▸ **Data extracted from a collection**
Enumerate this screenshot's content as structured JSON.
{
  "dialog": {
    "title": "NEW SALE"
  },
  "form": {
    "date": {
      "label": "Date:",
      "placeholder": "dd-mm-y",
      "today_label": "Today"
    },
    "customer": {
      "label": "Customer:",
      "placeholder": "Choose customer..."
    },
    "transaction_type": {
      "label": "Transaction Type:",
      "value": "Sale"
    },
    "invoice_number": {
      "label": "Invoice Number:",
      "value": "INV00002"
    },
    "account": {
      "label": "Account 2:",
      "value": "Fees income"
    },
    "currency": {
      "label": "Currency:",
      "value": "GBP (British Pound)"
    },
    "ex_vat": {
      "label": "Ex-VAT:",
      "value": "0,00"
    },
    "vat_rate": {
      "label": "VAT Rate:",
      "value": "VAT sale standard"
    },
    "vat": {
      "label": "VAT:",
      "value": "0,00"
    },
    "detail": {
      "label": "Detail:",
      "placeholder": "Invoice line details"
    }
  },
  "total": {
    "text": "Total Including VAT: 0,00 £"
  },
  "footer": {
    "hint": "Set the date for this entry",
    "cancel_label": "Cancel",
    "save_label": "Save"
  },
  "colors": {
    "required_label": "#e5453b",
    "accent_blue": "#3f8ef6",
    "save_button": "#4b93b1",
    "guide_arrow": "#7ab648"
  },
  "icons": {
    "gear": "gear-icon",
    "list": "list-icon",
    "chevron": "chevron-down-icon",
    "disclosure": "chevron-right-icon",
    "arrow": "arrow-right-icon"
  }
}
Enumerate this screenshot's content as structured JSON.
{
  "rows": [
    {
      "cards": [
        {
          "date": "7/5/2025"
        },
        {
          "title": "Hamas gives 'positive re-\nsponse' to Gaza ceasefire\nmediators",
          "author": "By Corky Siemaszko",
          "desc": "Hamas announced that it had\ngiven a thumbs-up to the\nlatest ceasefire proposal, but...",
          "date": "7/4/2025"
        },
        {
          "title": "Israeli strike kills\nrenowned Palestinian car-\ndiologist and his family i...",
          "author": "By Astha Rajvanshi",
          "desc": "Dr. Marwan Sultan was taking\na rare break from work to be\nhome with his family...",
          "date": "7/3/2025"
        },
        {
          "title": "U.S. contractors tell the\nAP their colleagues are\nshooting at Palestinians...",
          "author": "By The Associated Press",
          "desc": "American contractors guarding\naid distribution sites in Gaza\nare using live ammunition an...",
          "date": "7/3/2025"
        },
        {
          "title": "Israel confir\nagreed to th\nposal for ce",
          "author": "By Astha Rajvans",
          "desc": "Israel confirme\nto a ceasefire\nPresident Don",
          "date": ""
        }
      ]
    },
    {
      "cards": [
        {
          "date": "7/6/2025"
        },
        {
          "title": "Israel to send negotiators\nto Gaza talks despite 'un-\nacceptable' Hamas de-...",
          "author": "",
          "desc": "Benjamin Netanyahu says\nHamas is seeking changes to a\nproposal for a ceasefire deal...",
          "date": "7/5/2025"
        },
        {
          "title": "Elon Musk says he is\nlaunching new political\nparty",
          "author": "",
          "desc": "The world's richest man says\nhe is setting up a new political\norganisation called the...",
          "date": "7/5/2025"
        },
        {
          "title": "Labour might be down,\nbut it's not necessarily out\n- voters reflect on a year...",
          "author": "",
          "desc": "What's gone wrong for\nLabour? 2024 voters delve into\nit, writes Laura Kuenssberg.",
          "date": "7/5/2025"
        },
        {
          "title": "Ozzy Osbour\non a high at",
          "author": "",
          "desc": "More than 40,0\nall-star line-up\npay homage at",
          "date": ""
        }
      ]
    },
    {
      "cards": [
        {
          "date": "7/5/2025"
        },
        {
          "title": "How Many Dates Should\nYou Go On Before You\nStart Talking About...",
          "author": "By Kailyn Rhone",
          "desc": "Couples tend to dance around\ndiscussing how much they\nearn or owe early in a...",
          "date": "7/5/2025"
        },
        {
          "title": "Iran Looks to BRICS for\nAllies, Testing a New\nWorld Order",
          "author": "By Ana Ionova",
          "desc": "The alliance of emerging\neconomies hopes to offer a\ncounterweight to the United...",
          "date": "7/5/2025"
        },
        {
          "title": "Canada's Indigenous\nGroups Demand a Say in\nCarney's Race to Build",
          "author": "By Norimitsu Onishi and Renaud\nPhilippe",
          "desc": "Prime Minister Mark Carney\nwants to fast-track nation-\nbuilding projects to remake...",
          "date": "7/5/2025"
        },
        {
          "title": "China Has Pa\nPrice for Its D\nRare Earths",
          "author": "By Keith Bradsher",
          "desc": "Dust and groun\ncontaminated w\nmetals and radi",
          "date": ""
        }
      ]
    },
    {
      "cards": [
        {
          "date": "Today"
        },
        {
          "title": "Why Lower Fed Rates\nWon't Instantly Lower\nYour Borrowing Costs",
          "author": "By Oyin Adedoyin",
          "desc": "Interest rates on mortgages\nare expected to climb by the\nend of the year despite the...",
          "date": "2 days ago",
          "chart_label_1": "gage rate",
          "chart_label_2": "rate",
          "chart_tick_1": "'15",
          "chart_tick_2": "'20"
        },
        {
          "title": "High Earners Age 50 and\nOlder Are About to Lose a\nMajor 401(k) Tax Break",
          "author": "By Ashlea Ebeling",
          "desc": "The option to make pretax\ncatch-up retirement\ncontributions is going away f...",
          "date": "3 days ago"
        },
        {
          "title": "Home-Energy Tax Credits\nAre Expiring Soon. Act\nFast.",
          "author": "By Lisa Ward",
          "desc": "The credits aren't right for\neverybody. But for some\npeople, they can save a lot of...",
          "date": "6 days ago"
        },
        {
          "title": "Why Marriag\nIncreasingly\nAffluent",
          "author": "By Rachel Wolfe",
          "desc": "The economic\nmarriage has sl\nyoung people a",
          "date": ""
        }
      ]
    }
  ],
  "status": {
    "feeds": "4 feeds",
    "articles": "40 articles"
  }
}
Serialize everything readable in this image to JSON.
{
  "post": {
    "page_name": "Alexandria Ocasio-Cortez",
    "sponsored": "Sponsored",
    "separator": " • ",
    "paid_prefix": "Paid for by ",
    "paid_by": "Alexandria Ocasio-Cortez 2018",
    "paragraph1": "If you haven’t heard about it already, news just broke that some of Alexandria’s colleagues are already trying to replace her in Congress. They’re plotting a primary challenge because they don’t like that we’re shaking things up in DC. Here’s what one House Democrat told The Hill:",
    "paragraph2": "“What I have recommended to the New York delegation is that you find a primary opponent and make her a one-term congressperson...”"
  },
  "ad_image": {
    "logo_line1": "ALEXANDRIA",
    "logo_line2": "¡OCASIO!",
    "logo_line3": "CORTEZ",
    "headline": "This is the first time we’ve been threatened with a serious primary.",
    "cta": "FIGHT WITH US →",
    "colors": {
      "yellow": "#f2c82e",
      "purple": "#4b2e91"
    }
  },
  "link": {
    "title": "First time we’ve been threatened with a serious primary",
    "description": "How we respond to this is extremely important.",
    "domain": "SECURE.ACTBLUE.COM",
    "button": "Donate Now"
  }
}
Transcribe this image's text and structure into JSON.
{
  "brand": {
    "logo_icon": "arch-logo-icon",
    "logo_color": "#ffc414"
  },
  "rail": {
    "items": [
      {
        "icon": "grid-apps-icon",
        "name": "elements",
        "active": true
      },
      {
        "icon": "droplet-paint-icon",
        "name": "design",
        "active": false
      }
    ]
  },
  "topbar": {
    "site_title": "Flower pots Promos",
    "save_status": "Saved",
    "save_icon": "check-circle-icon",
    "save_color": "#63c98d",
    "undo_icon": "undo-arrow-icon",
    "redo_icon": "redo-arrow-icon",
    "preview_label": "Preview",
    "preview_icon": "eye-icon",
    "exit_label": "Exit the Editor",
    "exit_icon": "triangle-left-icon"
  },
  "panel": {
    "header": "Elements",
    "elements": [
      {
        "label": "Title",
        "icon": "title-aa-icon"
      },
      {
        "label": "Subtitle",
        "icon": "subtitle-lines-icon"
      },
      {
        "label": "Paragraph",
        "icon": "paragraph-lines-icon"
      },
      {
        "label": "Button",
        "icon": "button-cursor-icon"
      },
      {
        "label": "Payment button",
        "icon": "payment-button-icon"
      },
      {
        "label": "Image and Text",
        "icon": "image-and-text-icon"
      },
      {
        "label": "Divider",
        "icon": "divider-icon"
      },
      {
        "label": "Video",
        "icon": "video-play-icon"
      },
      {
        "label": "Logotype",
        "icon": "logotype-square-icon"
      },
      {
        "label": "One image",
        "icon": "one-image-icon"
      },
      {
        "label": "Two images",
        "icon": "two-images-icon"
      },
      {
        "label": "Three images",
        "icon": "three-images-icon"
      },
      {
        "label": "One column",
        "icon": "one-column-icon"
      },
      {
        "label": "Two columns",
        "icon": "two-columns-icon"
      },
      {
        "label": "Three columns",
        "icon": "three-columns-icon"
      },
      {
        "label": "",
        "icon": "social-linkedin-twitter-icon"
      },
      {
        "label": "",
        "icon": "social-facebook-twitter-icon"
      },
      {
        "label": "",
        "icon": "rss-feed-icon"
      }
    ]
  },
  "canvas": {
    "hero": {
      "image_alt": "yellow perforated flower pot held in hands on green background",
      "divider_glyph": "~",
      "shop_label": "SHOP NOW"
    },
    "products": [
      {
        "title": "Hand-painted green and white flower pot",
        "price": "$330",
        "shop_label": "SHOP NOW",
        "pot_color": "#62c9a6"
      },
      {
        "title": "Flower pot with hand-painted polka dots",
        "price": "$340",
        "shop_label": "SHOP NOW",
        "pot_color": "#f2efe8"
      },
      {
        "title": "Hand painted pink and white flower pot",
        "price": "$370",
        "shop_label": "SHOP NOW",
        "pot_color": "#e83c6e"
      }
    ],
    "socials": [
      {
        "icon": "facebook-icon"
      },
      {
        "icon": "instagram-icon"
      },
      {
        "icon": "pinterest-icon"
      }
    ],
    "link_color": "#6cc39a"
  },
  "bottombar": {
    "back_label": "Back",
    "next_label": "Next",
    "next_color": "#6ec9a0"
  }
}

▸ **Objective**
Which lines of the data include "chevron"? Copy each of them.

▸ **In response**
    "chevron": "chevron-down-icon",
    "disclosure": "chevron-right-icon",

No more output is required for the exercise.